#### Data excerpts:

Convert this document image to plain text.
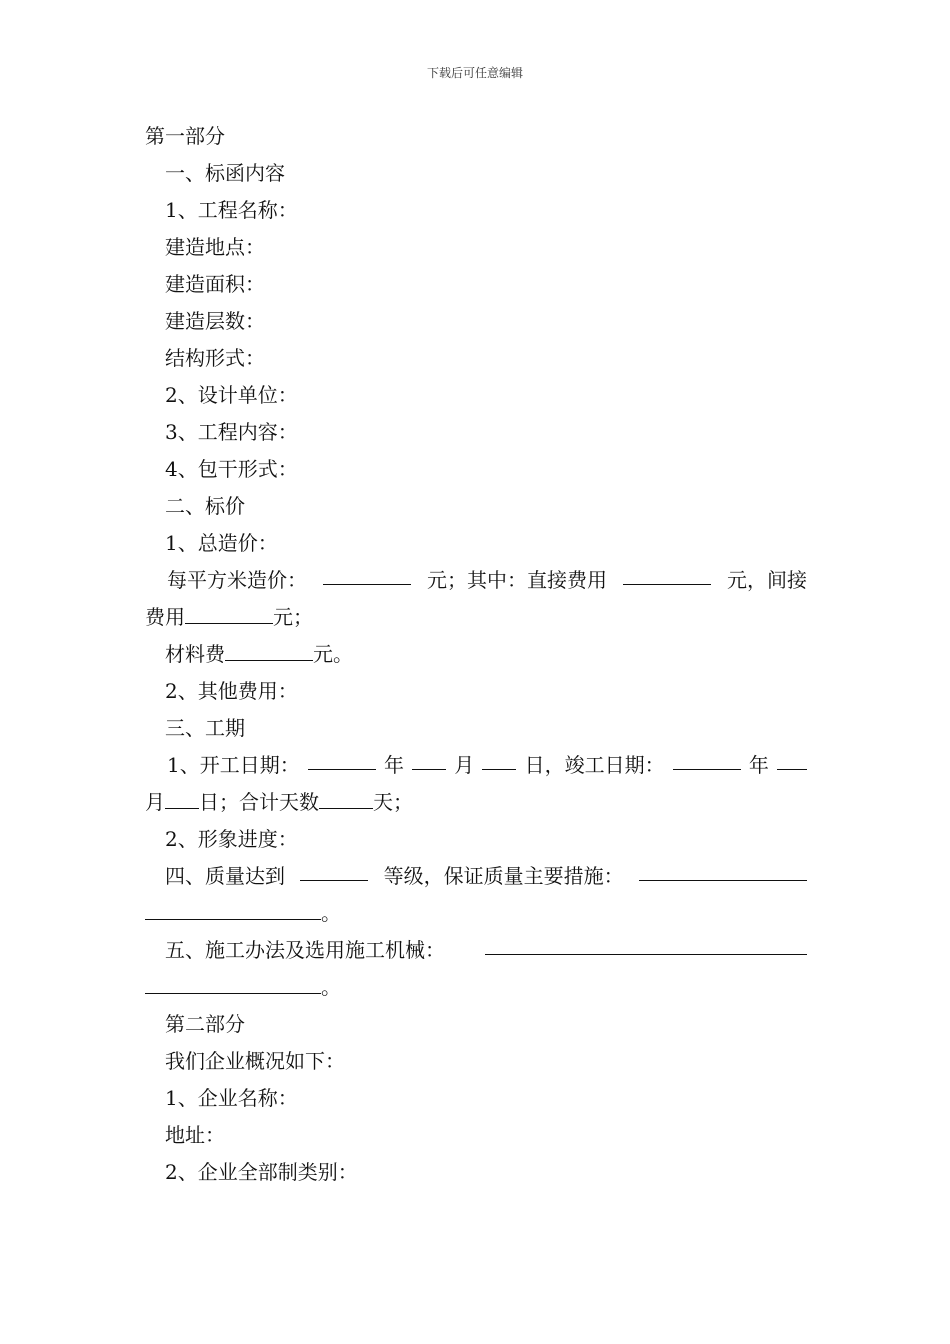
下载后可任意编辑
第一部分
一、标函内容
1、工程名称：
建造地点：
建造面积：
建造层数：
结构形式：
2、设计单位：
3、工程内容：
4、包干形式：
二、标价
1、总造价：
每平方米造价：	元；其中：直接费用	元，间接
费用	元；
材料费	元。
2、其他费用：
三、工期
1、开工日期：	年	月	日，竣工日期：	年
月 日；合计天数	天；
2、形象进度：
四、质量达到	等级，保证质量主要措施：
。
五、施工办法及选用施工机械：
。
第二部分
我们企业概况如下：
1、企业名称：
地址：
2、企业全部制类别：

==

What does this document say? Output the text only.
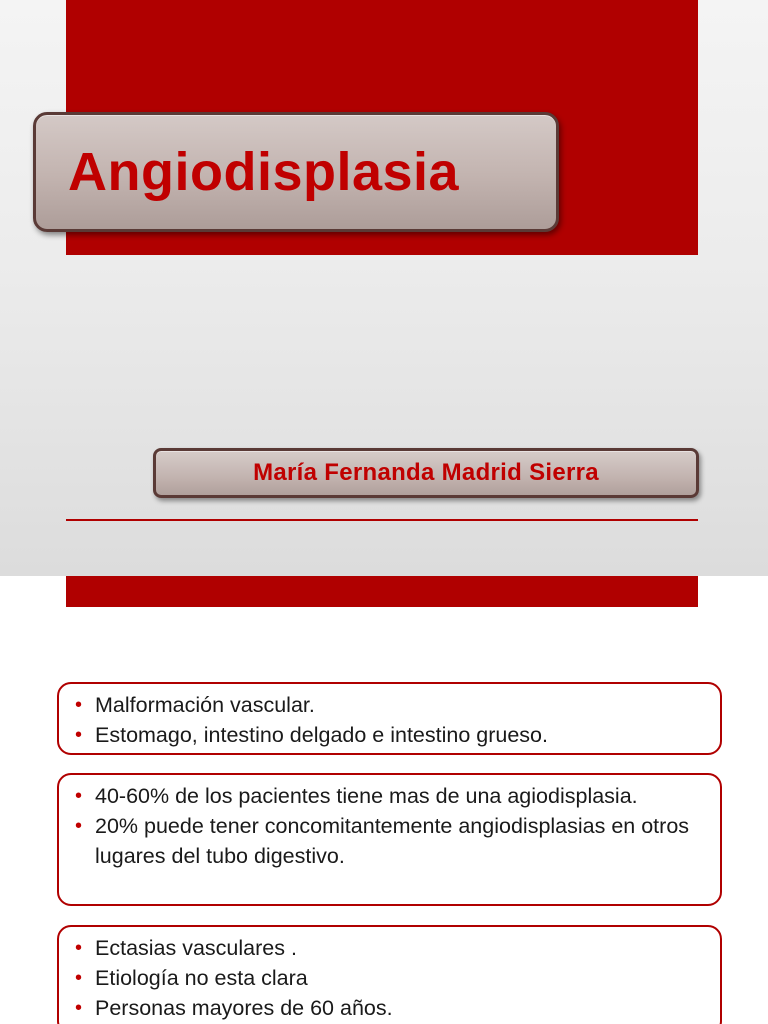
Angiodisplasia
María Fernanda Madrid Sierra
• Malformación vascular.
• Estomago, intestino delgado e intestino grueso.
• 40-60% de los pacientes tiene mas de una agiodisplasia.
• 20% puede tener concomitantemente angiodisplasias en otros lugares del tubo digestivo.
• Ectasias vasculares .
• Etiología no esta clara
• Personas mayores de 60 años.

#### Your goal:
Using the listing above, return all lines where the word "text" occurs.

#### Solution to the exercise:
Convert this document image to plain text.
What does this document say? Output the text only.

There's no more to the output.